***** Data to use
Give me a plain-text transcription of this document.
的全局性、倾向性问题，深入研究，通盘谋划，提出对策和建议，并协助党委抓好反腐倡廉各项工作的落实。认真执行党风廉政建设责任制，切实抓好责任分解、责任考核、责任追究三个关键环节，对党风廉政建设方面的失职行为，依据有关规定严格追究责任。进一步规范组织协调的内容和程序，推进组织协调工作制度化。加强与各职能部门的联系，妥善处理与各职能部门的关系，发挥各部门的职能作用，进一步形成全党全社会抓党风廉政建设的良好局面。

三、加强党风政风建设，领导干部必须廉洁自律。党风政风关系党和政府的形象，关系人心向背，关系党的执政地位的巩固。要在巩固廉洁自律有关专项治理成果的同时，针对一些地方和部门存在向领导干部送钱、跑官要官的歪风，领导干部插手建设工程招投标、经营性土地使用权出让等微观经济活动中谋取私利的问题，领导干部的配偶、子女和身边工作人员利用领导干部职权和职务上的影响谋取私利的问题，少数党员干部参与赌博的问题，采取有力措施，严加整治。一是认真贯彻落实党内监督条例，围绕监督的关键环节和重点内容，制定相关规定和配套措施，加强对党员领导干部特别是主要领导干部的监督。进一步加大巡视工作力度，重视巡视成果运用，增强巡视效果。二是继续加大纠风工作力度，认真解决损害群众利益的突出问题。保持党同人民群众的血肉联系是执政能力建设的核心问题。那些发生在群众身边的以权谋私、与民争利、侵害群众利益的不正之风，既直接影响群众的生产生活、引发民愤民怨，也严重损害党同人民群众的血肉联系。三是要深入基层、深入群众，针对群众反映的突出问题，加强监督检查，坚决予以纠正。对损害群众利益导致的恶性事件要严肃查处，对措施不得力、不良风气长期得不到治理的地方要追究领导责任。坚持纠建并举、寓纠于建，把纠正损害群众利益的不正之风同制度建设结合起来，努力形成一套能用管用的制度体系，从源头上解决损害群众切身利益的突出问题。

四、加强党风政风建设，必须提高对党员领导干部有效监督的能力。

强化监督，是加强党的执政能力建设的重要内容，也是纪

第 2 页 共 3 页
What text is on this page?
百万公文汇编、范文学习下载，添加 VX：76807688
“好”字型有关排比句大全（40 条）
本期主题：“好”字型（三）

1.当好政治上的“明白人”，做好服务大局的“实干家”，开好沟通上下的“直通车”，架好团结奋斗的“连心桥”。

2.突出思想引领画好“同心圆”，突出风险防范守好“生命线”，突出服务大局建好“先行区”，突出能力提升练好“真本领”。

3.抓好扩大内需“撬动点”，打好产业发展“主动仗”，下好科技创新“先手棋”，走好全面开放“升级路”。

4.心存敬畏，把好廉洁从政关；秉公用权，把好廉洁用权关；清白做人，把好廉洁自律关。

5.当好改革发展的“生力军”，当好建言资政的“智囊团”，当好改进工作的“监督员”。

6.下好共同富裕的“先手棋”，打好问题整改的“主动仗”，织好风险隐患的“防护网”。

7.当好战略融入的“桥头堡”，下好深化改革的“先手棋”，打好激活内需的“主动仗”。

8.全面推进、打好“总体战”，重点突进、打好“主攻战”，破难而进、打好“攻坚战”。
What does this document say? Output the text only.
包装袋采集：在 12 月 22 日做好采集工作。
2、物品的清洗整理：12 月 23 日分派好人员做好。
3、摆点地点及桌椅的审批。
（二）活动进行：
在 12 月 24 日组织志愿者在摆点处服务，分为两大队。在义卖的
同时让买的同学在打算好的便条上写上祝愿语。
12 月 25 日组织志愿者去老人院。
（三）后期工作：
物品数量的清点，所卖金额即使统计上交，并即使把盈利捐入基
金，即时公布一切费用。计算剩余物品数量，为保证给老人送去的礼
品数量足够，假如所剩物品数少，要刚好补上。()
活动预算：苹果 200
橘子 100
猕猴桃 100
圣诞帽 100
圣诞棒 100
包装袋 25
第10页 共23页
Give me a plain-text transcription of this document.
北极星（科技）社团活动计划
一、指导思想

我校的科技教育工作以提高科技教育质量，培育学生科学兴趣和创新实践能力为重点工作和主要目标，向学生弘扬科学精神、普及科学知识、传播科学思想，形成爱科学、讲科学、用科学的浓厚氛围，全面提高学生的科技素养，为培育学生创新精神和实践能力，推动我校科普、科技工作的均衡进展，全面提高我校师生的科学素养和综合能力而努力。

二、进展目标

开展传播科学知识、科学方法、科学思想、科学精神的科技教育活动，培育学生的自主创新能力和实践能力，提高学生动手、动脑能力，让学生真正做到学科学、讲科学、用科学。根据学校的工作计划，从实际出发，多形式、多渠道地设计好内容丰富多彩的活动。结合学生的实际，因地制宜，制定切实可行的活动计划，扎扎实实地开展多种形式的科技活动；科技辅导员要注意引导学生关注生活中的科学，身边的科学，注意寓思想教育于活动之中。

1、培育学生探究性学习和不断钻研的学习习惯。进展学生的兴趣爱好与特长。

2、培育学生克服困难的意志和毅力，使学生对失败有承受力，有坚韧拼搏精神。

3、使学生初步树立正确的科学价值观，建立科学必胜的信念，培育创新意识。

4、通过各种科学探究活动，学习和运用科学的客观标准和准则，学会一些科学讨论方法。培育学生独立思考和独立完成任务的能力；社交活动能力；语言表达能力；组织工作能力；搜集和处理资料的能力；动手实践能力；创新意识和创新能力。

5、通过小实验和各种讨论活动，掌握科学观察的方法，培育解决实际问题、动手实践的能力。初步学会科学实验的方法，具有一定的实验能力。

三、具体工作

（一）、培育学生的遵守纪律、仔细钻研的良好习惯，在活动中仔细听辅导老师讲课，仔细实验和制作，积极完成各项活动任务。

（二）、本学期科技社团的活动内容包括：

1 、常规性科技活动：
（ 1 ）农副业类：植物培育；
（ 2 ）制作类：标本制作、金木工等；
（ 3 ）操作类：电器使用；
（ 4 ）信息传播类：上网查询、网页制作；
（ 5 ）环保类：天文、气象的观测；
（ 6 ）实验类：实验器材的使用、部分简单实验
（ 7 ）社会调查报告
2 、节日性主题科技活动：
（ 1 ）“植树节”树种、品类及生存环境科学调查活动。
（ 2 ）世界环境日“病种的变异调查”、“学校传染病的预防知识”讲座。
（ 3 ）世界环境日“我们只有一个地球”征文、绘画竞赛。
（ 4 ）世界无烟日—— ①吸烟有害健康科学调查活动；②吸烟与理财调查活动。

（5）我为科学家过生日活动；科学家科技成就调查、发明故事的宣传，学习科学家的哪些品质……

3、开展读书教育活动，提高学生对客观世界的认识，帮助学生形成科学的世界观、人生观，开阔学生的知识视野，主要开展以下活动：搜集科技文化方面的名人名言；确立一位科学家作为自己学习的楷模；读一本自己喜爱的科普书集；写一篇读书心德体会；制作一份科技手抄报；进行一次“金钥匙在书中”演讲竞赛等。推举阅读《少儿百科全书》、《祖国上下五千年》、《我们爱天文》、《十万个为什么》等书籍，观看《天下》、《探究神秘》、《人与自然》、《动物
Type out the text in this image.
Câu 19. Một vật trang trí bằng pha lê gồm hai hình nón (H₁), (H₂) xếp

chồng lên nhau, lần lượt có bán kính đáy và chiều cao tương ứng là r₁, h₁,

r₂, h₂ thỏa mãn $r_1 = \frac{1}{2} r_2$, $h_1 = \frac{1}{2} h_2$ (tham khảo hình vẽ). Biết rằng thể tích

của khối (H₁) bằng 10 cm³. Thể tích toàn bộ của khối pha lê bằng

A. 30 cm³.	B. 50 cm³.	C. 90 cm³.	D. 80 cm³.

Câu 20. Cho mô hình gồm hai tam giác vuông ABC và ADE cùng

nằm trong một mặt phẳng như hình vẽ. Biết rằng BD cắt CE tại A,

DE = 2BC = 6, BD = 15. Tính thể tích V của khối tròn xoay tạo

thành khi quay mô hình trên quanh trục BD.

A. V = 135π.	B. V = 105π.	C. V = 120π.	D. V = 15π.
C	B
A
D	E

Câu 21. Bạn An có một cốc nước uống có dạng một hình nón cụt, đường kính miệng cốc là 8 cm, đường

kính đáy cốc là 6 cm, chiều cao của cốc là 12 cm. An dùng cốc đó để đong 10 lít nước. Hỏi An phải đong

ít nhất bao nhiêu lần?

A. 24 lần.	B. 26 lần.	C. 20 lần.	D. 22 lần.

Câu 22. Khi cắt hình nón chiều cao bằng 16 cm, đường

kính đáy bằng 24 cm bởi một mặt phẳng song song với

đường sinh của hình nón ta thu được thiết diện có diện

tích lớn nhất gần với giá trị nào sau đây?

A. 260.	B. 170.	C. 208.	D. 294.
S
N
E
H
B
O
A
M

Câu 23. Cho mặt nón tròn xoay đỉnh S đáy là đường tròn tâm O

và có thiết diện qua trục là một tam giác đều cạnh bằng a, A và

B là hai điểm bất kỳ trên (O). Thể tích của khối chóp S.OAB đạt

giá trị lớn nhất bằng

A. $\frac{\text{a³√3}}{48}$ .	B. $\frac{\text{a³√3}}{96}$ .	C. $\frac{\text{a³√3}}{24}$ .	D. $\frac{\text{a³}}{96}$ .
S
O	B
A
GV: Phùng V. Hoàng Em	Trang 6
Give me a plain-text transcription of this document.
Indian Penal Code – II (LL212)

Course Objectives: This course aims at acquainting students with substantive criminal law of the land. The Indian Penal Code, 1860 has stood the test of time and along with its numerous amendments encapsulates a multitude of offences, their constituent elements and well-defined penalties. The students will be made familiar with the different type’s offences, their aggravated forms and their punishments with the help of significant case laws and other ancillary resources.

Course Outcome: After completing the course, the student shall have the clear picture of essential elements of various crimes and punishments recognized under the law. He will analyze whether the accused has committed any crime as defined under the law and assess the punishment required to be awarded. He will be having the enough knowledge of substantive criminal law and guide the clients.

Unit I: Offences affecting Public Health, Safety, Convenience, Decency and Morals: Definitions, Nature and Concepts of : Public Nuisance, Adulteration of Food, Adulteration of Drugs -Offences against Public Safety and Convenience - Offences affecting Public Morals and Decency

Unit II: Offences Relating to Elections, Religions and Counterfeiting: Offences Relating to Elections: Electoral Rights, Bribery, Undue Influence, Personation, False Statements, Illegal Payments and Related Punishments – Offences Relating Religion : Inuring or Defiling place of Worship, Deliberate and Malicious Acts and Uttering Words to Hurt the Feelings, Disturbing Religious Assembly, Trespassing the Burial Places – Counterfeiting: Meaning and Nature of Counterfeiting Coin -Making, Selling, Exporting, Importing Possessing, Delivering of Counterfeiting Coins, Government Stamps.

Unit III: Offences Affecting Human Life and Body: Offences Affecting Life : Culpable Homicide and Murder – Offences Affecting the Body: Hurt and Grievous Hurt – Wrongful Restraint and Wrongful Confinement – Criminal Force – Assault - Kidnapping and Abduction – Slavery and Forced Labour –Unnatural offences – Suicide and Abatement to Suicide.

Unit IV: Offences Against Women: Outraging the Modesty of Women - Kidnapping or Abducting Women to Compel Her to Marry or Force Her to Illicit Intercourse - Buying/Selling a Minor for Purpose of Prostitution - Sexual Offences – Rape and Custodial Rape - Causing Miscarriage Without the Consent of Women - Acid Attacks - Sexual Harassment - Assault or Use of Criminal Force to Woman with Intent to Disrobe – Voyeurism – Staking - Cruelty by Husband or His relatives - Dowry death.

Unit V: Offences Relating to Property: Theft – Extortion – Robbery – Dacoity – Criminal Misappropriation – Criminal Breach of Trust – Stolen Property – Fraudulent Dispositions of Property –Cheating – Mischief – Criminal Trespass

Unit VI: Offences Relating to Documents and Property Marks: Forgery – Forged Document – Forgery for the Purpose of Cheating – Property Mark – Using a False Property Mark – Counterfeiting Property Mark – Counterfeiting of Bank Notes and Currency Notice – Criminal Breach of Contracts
**********
◆ Stated problem ◆
Reproduce each line of the material containing the word "hình".

◆ Solution to this problem ◆
Câu 19. Một vật trang trí bằng pha lê gồm hai hình nón (H₁), (H₂) xếp
r₂, h₂ thỏa mãn $r_1 = \frac{1}{2} r_2$, $h_1 = \frac{1}{2} h_2$ (tham khảo hình vẽ). Biết rằng thể tích
Câu 20. Cho mô hình gồm hai tam giác vuông ABC và ADE cùng
nằm trong một mặt phẳng như hình vẽ. Biết rằng BD cắt CE tại A,
thành khi quay mô hình trên quanh trục BD.
Câu 21. Bạn An có một cốc nước uống có dạng một hình nón cụt, đường kính miệng cốc là 8 cm, đường
Câu 22. Khi cắt hình nón chiều cao bằng 16 cm, đường
đường sinh của hình nón ta thu được thiết diện có diện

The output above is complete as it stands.